■ WHAT YOU HAVE TO DO ■
Count lines with the string "stimuli" in them. State the number alone.

■ RECORD EXCERPTS ■
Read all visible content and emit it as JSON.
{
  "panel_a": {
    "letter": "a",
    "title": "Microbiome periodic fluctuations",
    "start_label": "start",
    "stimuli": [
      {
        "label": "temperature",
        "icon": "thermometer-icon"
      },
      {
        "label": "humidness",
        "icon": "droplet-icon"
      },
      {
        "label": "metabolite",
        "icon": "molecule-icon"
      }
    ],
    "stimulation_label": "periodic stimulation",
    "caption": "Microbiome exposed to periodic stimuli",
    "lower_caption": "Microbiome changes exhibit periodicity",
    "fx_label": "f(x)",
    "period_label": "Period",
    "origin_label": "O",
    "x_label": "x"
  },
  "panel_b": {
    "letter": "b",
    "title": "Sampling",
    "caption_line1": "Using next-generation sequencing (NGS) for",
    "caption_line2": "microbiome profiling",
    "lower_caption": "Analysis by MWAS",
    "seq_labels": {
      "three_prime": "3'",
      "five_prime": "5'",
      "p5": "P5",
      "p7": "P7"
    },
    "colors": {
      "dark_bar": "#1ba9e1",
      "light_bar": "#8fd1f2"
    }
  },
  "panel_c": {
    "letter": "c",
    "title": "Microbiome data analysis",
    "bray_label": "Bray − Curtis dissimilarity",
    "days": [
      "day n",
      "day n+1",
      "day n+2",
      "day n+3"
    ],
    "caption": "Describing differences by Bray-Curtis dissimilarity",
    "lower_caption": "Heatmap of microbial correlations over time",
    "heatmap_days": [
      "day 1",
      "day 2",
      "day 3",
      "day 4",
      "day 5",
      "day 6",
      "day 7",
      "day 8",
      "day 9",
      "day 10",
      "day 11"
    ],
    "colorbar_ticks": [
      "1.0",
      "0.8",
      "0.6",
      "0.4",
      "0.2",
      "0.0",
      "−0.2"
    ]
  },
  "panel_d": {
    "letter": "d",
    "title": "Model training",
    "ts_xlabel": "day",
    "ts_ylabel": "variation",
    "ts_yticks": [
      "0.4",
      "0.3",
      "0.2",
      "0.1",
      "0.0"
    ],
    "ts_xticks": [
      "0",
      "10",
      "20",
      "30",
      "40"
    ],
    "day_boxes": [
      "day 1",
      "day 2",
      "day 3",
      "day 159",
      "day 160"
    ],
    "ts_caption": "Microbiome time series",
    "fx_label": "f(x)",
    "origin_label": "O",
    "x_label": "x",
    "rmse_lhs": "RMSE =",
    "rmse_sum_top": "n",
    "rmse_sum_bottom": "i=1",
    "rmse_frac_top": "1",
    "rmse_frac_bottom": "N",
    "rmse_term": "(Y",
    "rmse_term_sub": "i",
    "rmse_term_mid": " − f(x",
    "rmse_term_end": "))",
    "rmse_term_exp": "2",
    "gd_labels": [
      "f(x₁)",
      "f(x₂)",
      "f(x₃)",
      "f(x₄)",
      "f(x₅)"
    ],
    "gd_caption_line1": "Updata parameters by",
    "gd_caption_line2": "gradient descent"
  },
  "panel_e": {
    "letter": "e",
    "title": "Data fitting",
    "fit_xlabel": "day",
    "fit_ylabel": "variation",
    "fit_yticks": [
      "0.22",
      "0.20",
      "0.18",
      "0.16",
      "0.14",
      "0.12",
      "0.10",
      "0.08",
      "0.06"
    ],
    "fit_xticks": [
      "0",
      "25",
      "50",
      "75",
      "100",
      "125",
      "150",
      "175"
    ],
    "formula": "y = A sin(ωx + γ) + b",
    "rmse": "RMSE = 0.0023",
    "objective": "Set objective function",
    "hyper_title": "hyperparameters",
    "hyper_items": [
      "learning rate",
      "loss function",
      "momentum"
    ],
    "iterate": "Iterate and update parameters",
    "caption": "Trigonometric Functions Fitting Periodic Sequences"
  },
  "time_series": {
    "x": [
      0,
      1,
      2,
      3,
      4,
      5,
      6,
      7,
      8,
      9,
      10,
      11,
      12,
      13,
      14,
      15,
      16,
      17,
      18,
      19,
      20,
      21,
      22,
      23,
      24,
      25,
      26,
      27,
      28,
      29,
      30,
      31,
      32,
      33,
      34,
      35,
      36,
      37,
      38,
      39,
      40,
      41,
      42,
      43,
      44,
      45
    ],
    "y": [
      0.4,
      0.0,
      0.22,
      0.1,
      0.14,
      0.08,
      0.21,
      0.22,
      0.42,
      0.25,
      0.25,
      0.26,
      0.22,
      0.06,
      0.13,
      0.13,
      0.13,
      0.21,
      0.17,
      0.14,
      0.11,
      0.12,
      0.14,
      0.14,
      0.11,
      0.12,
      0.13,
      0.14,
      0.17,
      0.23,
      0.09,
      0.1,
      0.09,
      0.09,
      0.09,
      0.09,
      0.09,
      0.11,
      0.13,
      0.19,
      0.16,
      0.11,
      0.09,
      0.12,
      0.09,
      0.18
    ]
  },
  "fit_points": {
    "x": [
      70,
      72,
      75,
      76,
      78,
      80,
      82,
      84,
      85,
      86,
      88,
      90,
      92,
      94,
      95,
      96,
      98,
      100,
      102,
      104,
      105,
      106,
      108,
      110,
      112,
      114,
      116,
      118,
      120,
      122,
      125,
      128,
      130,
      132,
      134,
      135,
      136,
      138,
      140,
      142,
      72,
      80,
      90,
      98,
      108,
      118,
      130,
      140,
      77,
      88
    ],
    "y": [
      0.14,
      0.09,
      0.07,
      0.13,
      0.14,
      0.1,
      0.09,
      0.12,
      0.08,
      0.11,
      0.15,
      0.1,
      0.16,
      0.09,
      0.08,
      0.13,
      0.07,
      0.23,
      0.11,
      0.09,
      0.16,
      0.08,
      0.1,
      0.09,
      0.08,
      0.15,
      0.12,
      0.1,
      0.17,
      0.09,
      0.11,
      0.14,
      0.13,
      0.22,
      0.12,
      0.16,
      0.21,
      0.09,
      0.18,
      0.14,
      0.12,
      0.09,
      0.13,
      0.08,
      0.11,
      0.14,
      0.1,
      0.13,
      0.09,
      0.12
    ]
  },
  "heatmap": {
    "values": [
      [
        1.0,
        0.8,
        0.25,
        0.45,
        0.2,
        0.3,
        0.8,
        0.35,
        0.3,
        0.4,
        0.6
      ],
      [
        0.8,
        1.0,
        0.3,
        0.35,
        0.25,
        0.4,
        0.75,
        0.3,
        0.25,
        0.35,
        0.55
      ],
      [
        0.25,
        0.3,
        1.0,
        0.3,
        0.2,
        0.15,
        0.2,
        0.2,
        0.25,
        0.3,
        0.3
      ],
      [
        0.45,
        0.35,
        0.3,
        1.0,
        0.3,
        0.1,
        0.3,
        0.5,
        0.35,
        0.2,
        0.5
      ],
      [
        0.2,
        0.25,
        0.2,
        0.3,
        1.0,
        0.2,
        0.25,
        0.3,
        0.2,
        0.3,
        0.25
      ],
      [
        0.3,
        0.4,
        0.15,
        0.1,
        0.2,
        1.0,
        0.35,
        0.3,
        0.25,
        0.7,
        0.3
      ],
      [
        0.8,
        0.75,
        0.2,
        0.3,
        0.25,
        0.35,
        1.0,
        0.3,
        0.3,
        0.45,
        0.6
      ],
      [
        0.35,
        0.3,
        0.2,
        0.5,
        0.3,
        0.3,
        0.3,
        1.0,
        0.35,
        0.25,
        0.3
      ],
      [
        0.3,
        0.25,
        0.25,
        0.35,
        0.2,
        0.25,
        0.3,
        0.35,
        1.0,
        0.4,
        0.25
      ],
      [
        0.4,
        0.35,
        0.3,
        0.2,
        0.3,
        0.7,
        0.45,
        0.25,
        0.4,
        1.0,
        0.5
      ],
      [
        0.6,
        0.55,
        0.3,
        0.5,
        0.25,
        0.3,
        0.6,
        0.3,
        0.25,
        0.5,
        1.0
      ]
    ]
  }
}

■ THE SOLUTION ■
2